Input records:
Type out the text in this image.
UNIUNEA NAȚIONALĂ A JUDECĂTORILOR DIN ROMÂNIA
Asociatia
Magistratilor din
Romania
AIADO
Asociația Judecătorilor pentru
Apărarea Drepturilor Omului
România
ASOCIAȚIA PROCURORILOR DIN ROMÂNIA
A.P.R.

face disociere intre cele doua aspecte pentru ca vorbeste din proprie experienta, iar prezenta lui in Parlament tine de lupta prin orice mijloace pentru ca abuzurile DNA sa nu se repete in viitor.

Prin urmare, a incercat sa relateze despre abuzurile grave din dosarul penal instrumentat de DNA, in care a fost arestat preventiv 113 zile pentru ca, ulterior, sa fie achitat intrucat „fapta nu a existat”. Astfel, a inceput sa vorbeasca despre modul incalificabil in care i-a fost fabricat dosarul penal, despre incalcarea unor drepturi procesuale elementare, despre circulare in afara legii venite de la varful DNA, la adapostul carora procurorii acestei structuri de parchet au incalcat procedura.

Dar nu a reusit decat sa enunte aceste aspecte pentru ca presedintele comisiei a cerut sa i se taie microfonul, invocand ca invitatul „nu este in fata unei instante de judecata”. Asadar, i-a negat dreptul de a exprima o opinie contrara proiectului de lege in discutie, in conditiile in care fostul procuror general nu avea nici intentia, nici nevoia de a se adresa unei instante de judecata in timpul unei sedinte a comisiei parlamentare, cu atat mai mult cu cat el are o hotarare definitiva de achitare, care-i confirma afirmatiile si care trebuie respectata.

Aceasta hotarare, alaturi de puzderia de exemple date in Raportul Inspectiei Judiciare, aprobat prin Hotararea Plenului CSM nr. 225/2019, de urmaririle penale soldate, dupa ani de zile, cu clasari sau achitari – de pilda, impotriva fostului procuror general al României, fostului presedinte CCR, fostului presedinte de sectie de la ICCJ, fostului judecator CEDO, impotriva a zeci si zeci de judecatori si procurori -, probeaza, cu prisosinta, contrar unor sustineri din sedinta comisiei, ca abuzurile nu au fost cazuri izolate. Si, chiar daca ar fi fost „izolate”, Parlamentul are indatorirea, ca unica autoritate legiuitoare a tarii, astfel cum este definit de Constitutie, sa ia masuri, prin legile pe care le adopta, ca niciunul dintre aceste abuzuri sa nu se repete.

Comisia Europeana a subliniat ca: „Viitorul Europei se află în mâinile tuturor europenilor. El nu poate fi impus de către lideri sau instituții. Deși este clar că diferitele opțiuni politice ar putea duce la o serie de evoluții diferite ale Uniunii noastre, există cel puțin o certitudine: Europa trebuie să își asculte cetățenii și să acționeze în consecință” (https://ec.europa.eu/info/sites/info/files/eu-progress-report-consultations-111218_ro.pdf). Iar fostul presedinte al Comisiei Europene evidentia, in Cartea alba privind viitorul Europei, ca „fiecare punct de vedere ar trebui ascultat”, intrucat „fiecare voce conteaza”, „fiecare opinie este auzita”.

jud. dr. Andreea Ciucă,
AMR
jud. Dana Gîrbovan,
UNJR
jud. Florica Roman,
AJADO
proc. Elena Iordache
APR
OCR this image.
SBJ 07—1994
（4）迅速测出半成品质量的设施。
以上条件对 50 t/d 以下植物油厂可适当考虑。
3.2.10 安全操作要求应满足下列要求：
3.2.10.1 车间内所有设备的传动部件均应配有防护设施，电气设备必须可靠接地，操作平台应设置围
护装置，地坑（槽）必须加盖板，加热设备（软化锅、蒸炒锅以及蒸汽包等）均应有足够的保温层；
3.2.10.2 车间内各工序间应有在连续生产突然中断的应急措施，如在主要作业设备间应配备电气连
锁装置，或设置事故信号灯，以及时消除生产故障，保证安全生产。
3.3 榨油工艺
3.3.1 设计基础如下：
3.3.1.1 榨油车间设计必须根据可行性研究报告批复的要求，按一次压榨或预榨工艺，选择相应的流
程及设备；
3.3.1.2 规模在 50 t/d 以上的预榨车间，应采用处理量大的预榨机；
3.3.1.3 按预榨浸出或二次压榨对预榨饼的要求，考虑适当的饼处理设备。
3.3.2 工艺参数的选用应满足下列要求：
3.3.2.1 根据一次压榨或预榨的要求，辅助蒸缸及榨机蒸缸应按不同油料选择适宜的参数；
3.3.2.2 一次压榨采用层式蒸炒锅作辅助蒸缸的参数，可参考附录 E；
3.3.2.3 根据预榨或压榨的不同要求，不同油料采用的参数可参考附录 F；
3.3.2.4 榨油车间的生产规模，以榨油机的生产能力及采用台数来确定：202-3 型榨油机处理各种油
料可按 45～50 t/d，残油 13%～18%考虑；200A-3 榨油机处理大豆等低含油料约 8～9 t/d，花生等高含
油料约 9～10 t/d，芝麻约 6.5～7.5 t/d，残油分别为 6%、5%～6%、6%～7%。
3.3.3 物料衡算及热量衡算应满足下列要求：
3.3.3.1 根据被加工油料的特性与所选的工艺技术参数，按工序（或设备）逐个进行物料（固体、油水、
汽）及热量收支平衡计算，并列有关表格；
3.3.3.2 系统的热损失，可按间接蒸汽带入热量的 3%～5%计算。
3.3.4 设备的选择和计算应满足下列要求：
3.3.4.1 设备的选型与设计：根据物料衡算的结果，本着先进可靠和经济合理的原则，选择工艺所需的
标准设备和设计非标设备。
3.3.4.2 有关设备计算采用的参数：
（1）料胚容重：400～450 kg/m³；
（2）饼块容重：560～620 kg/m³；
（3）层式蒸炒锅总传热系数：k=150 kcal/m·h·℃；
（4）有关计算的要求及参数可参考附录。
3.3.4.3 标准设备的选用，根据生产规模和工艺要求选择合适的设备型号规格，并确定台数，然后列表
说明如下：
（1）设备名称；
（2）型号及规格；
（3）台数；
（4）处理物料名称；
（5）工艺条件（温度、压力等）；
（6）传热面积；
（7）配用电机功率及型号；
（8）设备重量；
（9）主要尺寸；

To be done:
Quote each line of the data above exactly as written.

The result:
Type out the text in this image.
UNIUNEA NAȚIONALĂ A JUDECĂTORILOR DIN ROMÂNIA
Asociatia
Magistratilor din
Romania
AIADO
Asociația Judecătorilor pentru
Apărarea Drepturilor Omului
România
ASOCIAȚIA PROCURORILOR DIN ROMÂNIA
A.P.R.

face disociere intre cele doua aspecte pentru ca vorbeste din proprie experienta, iar prezenta lui in Parlament tine de lupta prin orice mijloace pentru ca abuzurile DNA sa nu se repete in viitor.

Prin urmare, a incercat sa relateze despre abuzurile grave din dosarul penal instrumentat de DNA, in care a fost arestat preventiv 113 zile pentru ca, ulterior, sa fie achitat intrucat „fapta nu a existat”. Astfel, a inceput sa vorbeasca despre modul incalificabil in care i-a fost fabricat dosarul penal, despre incalcarea unor drepturi procesuale elementare, despre circulare in afara legii venite de la varful DNA, la adapostul carora procurorii acestei structuri de parchet au incalcat procedura.

Dar nu a reusit decat sa enunte aceste aspecte pentru ca presedintele comisiei a cerut sa i se taie microfonul, invocand ca invitatul „nu este in fata unei instante de judecata”. Asadar, i-a negat dreptul de a exprima o opinie contrara proiectului de lege in discutie, in conditiile in care fostul procuror general nu avea nici intentia, nici nevoia de a se adresa unei instante de judecata in timpul unei sedinte a comisiei parlamentare, cu atat mai mult cu cat el are o hotarare definitiva de achitare, care-i confirma afirmatiile si care trebuie respectata.

Aceasta hotarare, alaturi de puzderia de exemple date in Raportul Inspectiei Judiciare, aprobat prin Hotararea Plenului CSM nr. 225/2019, de urmaririle penale soldate, dupa ani de zile, cu clasari sau achitari – de pilda, impotriva fostului procuror general al României, fostului presedinte CCR, fostului presedinte de sectie de la ICCJ, fostului judecator CEDO, impotriva a zeci si zeci de judecatori si procurori -, probeaza, cu prisosinta, contrar unor sustineri din sedinta comisiei, ca abuzurile nu au fost cazuri izolate. Si, chiar daca ar fi fost „izolate”, Parlamentul are indatorirea, ca unica autoritate legiuitoare a tarii, astfel cum este definit de Constitutie, sa ia masuri, prin legile pe care le adopta, ca niciunul dintre aceste abuzuri sa nu se repete.

Comisia Europeana a subliniat ca: „Viitorul Europei se află în mâinile tuturor europenilor. El nu poate fi impus de către lideri sau instituții. Deși este clar că diferitele opțiuni politice ar putea duce la o serie de evoluții diferite ale Uniunii noastre, există cel puțin o certitudine: Europa trebuie să își asculte cetățenii și să acționeze în consecință” (https://ec.europa.eu/info/sites/info/files/eu-progress-report-consultations-111218_ro.pdf). Iar fostul presedinte al Comisiei Europene evidentia, in Cartea alba privind viitorul Europei, ca „fiecare punct de vedere ar trebui ascultat”, intrucat „fiecare voce conteaza”, „fiecare opinie este auzita”.

jud. dr. Andreea Ciucă,
AMR
jud. Dana Gîrbovan,
UNJR
jud. Florica Roman,
AJADO
proc. Elena Iordache
APR
OCR this image.
SBJ 07—1994
（4）迅速测出半成品质量的设施。
以上条件对 50 t/d 以下植物油厂可适当考虑。
3.2.10 安全操作要求应满足下列要求：
3.2.10.1 车间内所有设备的传动部件均应配有防护设施，电气设备必须可靠接地，操作平台应设置围
护装置，地坑（槽）必须加盖板，加热设备（软化锅、蒸炒锅以及蒸汽包等）均应有足够的保温层；
3.2.10.2 车间内各工序间应有在连续生产突然中断的应急措施，如在主要作业设备间应配备电气连
锁装置，或设置事故信号灯，以及时消除生产故障，保证安全生产。
3.3 榨油工艺
3.3.1 设计基础如下：
3.3.1.1 榨油车间设计必须根据可行性研究报告批复的要求，按一次压榨或预榨工艺，选择相应的流
程及设备；
3.3.1.2 规模在 50 t/d 以上的预榨车间，应采用处理量大的预榨机；
3.3.1.3 按预榨浸出或二次压榨对预榨饼的要求，考虑适当的饼处理设备。
3.3.2 工艺参数的选用应满足下列要求：
3.3.2.1 根据一次压榨或预榨的要求，辅助蒸缸及榨机蒸缸应按不同油料选择适宜的参数；
3.3.2.2 一次压榨采用层式蒸炒锅作辅助蒸缸的参数，可参考附录 E；
3.3.2.3 根据预榨或压榨的不同要求，不同油料采用的参数可参考附录 F；
3.3.2.4 榨油车间的生产规模，以榨油机的生产能力及采用台数来确定：202-3 型榨油机处理各种油
料可按 45～50 t/d，残油 13%～18%考虑；200A-3 榨油机处理大豆等低含油料约 8～9 t/d，花生等高含
油料约 9～10 t/d，芝麻约 6.5～7.5 t/d，残油分别为 6%、5%～6%、6%～7%。
3.3.3 物料衡算及热量衡算应满足下列要求：
3.3.3.1 根据被加工油料的特性与所选的工艺技术参数，按工序（或设备）逐个进行物料（固体、油水、
汽）及热量收支平衡计算，并列有关表格；
3.3.3.2 系统的热损失，可按间接蒸汽带入热量的 3%～5%计算。
3.3.4 设备的选择和计算应满足下列要求：
3.3.4.1 设备的选型与设计：根据物料衡算的结果，本着先进可靠和经济合理的原则，选择工艺所需的
标准设备和设计非标设备。
3.3.4.2 有关设备计算采用的参数：
（1）料胚容重：400～450 kg/m³；
（2）饼块容重：560～620 kg/m³；
（3）层式蒸炒锅总传热系数：k=150 kcal/m·h·℃；
（4）有关计算的要求及参数可参考附录。
3.3.4.3 标准设备的选用，根据生产规模和工艺要求选择合适的设备型号规格，并确定台数，然后列表
说明如下：
（1）设备名称；
（2）型号及规格；
（3）台数；
（4）处理物料名称；
（5）工艺条件（温度、压力等）；
（6）传热面积；
（7）配用电机功率及型号；
（8）设备重量；
（9）主要尺寸；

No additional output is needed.